§ Exercise description
For every line in the data below that contains "name", copy the line.

Stored data:
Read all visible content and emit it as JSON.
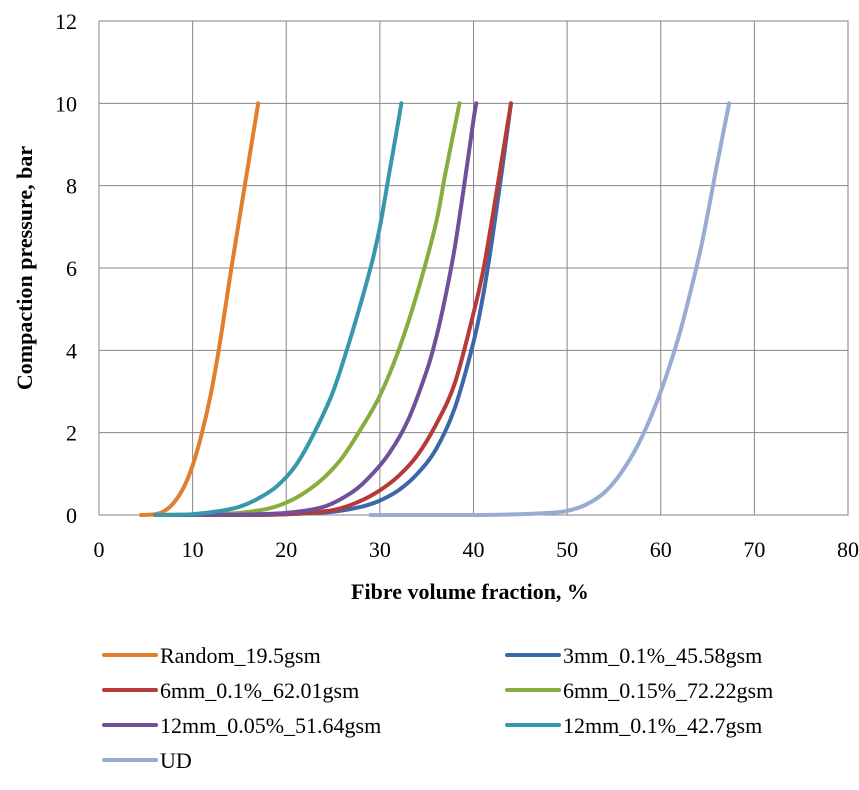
{
  "chart_data": {
    "type": "line",
    "xlabel": "Fibre volume fraction, %",
    "ylabel": "Compaction pressure, bar",
    "xlim": [
      0,
      80
    ],
    "ylim": [
      0,
      12
    ],
    "xticks": [
      "0",
      "10",
      "20",
      "30",
      "40",
      "50",
      "60",
      "70",
      "80"
    ],
    "yticks": [
      "0",
      "2",
      "4",
      "6",
      "8",
      "10",
      "12"
    ],
    "grid": true,
    "legend_position": "bottom",
    "series": [
      {
        "name": "Random_19.5gsm",
        "color": "#E07F2E",
        "x": [
          4.5,
          6,
          7,
          8,
          9,
          10,
          11,
          12,
          13,
          14,
          15,
          16,
          17
        ],
        "y": [
          0,
          0.02,
          0.1,
          0.3,
          0.65,
          1.2,
          2.0,
          3.0,
          4.3,
          5.8,
          7.2,
          8.6,
          10.0
        ]
      },
      {
        "name": "3mm_0.1%_45.58gsm",
        "color": "#3C67A8",
        "x": [
          6,
          15,
          20,
          25,
          28,
          30,
          32,
          34,
          36,
          38,
          40,
          41,
          42,
          43,
          44
        ],
        "y": [
          0,
          0,
          0.02,
          0.08,
          0.2,
          0.35,
          0.6,
          1.0,
          1.6,
          2.6,
          4.2,
          5.3,
          6.7,
          8.3,
          10.0
        ]
      },
      {
        "name": "6mm_0.1%_62.01gsm",
        "color": "#B63A36",
        "x": [
          6,
          15,
          20,
          25,
          28,
          30,
          32,
          34,
          36,
          38,
          40,
          41,
          42,
          43,
          44
        ],
        "y": [
          0,
          0,
          0.02,
          0.12,
          0.35,
          0.6,
          0.95,
          1.45,
          2.2,
          3.2,
          4.9,
          5.9,
          7.2,
          8.6,
          10.0
        ]
      },
      {
        "name": "6mm_0.15%_72.22gsm",
        "color": "#86AD3F",
        "x": [
          6,
          12,
          15,
          18,
          20,
          22,
          24,
          26,
          28,
          30,
          32,
          34,
          36,
          37,
          38.5
        ],
        "y": [
          0,
          0.02,
          0.05,
          0.15,
          0.3,
          0.55,
          0.9,
          1.4,
          2.1,
          2.9,
          4.0,
          5.4,
          7.1,
          8.3,
          10.0
        ]
      },
      {
        "name": "12mm_0.05%_51.64gsm",
        "color": "#70509A",
        "x": [
          6,
          15,
          20,
          24,
          27,
          29,
          31,
          33,
          35,
          36,
          37,
          38,
          39,
          40,
          40.3
        ],
        "y": [
          0,
          0.01,
          0.05,
          0.2,
          0.55,
          0.95,
          1.5,
          2.3,
          3.5,
          4.3,
          5.3,
          6.5,
          8.0,
          9.6,
          10.0
        ]
      },
      {
        "name": "12mm_0.1%_42.7gsm",
        "color": "#3697AD",
        "x": [
          6,
          10,
          13,
          15,
          17,
          19,
          21,
          23,
          25,
          27,
          29,
          30,
          31,
          32,
          32.3
        ],
        "y": [
          0,
          0.02,
          0.1,
          0.2,
          0.4,
          0.7,
          1.2,
          2.0,
          3.0,
          4.4,
          6.0,
          7.0,
          8.3,
          9.6,
          10.0
        ]
      },
      {
        "name": "UD",
        "color": "#97ABD3",
        "x": [
          29,
          35,
          40,
          45,
          48,
          50,
          52,
          54,
          56,
          58,
          60,
          62,
          64,
          65,
          66,
          67.3
        ],
        "y": [
          0,
          0,
          0,
          0.02,
          0.05,
          0.1,
          0.25,
          0.55,
          1.1,
          1.9,
          3.0,
          4.4,
          6.2,
          7.3,
          8.5,
          10.0
        ]
      }
    ]
  }
}
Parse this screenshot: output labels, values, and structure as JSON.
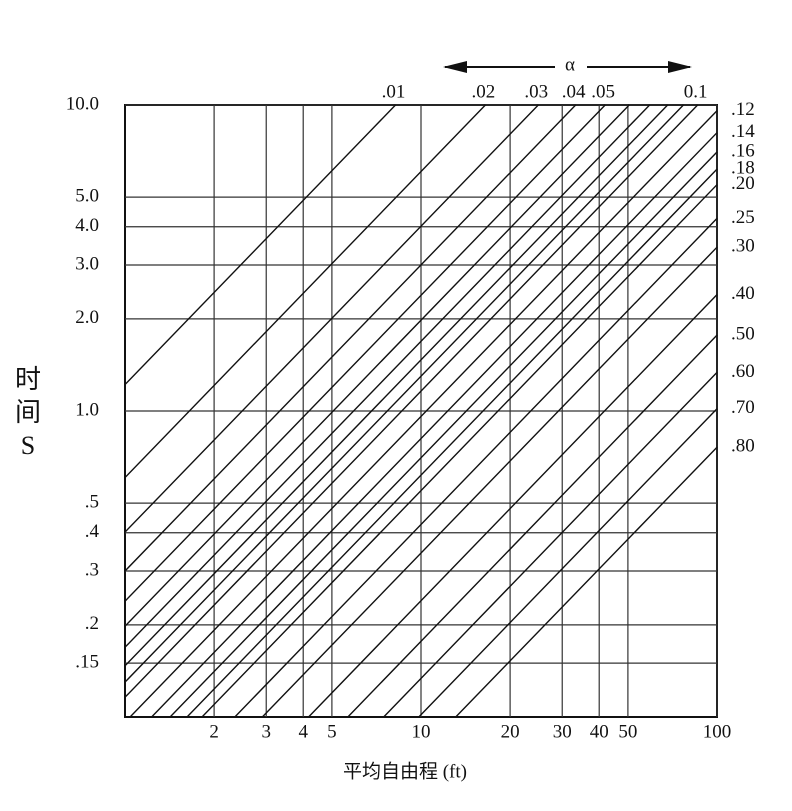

§ Finished task
        "name": "Random_19.5gsm",
        "name": "3mm_0.1%_45.58gsm",
        "name": "6mm_0.1%_62.01gsm",
        "name": "6mm_0.15%_72.22gsm",
        "name": "12mm_0.05%_51.64gsm",
        "name": "12mm_0.1%_42.7gsm",
        "name": "UD",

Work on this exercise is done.